Start of Records for this task

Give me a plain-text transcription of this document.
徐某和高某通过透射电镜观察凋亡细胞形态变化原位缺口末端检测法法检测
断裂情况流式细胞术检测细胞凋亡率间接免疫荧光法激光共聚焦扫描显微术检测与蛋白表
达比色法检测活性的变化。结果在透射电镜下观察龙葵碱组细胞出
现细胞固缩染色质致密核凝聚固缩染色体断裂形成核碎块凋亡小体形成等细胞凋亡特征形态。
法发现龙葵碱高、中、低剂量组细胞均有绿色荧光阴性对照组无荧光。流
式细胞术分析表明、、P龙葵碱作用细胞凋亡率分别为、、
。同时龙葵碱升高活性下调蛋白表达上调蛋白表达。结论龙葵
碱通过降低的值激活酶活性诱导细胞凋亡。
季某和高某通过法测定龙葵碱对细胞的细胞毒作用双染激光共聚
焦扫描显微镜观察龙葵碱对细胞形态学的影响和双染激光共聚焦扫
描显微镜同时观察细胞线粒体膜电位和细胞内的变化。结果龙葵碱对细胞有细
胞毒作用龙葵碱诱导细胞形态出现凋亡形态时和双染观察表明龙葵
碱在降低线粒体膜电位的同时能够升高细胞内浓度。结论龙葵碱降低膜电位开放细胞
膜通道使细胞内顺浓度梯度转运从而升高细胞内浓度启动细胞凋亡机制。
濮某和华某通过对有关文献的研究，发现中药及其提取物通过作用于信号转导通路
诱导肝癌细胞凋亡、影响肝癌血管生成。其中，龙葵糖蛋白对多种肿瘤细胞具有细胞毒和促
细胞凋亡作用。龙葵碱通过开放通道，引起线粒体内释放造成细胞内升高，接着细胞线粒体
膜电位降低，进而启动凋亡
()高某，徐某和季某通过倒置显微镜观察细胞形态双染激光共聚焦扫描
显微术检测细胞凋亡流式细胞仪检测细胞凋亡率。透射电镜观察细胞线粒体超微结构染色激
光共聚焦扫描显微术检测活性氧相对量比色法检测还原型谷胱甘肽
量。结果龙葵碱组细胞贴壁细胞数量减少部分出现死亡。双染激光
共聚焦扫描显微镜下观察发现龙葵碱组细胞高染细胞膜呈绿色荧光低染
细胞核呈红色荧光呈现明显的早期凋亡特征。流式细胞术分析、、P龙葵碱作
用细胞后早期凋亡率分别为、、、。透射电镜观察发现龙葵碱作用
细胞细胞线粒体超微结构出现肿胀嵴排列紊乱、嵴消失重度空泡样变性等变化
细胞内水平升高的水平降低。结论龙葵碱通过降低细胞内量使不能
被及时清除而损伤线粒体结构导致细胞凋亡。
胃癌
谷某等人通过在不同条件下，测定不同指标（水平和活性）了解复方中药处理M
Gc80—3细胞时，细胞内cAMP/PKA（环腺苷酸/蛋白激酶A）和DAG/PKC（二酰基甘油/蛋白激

End of Records for this task

Requirements ->
Write the material out again word for word.

Solution to this problem ->
Give me a plain-text transcription of this document.
徐某和高某通过透射电镜观察凋亡细胞形态变化原位缺口末端检测法法检测
断裂情况流式细胞术检测细胞凋亡率间接免疫荧光法激光共聚焦扫描显微术检测与蛋白表
达比色法检测活性的变化。结果在透射电镜下观察龙葵碱组细胞出
现细胞固缩染色质致密核凝聚固缩染色体断裂形成核碎块凋亡小体形成等细胞凋亡特征形态。
法发现龙葵碱高、中、低剂量组细胞均有绿色荧光阴性对照组无荧光。流
式细胞术分析表明、、P龙葵碱作用细胞凋亡率分别为、、
。同时龙葵碱升高活性下调蛋白表达上调蛋白表达。结论龙葵
碱通过降低的值激活酶活性诱导细胞凋亡。
季某和高某通过法测定龙葵碱对细胞的细胞毒作用双染激光共聚
焦扫描显微镜观察龙葵碱对细胞形态学的影响和双染激光共聚焦扫
描显微镜同时观察细胞线粒体膜电位和细胞内的变化。结果龙葵碱对细胞有细
胞毒作用龙葵碱诱导细胞形态出现凋亡形态时和双染观察表明龙葵
碱在降低线粒体膜电位的同时能够升高细胞内浓度。结论龙葵碱降低膜电位开放细胞
膜通道使细胞内顺浓度梯度转运从而升高细胞内浓度启动细胞凋亡机制。
濮某和华某通过对有关文献的研究，发现中药及其提取物通过作用于信号转导通路
诱导肝癌细胞凋亡、影响肝癌血管生成。其中，龙葵糖蛋白对多种肿瘤细胞具有细胞毒和促
细胞凋亡作用。龙葵碱通过开放通道，引起线粒体内释放造成细胞内升高，接着细胞线粒体
膜电位降低，进而启动凋亡
()高某，徐某和季某通过倒置显微镜观察细胞形态双染激光共聚焦扫描
显微术检测细胞凋亡流式细胞仪检测细胞凋亡率。透射电镜观察细胞线粒体超微结构染色激
光共聚焦扫描显微术检测活性氧相对量比色法检测还原型谷胱甘肽
量。结果龙葵碱组细胞贴壁细胞数量减少部分出现死亡。双染激光
共聚焦扫描显微镜下观察发现龙葵碱组细胞高染细胞膜呈绿色荧光低染
细胞核呈红色荧光呈现明显的早期凋亡特征。流式细胞术分析、、P龙葵碱作
用细胞后早期凋亡率分别为、、、。透射电镜观察发现龙葵碱作用
细胞细胞线粒体超微结构出现肿胀嵴排列紊乱、嵴消失重度空泡样变性等变化
细胞内水平升高的水平降低。结论龙葵碱通过降低细胞内量使不能
被及时清除而损伤线粒体结构导致细胞凋亡。
胃癌
谷某等人通过在不同条件下，测定不同指标（水平和活性）了解复方中药处理M
Gc80—3细胞时，细胞内cAMP/PKA（环腺苷酸/蛋白激酶A）和DAG/PKC（二酰基甘油/蛋白激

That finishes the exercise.